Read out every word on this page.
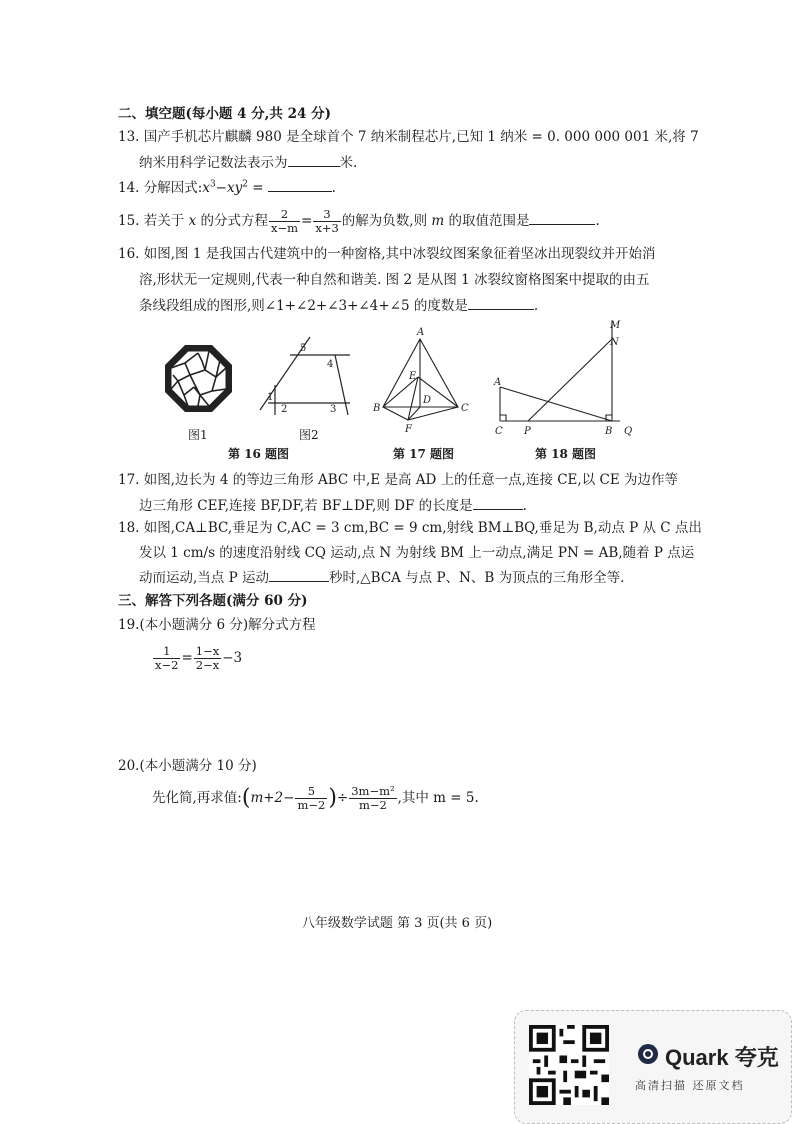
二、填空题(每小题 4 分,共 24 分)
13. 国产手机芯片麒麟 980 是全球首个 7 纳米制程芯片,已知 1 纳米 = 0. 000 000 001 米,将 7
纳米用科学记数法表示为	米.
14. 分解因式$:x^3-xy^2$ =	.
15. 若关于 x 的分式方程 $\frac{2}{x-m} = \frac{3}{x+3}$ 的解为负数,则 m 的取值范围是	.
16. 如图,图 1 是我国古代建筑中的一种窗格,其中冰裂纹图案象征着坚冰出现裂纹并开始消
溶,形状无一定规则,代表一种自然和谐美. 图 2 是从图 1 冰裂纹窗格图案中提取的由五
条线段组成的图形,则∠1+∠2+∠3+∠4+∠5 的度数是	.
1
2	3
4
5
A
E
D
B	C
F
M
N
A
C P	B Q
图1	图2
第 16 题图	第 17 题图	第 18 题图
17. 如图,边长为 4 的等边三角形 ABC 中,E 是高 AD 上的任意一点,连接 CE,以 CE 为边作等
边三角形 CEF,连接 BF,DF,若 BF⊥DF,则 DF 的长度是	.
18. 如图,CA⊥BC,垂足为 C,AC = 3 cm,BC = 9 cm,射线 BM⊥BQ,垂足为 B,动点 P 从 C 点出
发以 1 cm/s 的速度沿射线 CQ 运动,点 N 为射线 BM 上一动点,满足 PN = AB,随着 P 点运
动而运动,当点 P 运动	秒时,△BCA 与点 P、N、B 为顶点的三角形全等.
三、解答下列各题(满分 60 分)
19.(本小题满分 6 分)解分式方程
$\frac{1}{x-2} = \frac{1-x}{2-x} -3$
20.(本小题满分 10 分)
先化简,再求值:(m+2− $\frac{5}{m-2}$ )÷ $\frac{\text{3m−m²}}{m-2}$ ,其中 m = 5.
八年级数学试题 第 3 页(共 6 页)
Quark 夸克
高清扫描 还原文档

--

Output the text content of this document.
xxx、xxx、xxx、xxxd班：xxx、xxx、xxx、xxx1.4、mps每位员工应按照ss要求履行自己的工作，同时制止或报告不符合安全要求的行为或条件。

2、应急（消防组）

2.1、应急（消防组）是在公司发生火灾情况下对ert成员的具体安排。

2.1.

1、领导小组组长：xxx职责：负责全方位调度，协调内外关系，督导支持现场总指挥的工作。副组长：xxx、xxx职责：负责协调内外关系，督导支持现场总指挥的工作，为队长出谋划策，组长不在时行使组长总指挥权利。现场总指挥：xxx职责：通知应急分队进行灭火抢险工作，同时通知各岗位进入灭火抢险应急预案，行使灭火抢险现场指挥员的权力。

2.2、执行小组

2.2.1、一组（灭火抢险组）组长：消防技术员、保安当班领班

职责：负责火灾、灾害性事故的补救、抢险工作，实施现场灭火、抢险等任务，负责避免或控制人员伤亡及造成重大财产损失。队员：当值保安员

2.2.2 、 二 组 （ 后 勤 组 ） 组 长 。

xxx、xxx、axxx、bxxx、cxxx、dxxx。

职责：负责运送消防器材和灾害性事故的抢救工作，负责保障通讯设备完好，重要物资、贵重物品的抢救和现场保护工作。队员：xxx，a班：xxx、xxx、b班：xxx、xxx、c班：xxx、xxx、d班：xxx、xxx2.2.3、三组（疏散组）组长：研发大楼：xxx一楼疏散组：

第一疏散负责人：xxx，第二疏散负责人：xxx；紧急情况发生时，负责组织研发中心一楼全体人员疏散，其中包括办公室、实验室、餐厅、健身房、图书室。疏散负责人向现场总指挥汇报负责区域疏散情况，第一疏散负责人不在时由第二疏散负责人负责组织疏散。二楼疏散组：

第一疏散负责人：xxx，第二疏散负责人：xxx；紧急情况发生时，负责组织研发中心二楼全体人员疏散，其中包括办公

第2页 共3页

Exercise prompt — All lines above containing the string "第一疏散负责人" are to be collected.

Result below —
第一疏散负责人：xxx，第二疏散负责人：xxx；紧急情况发生时，负责组织研发中心一楼全体人员疏散，其中包括办公室、实验室、餐厅、健身房、图书室。疏散负责人向现场总指挥汇报负责区域疏散情况，第一疏散负责人不在时由第二疏散负责人负责组织疏散。二楼疏散组：
第一疏散负责人：xxx，第二疏散负责人：xxx；紧急情况发生时，负责组织研发中心二楼全体人员疏散，其中包括办公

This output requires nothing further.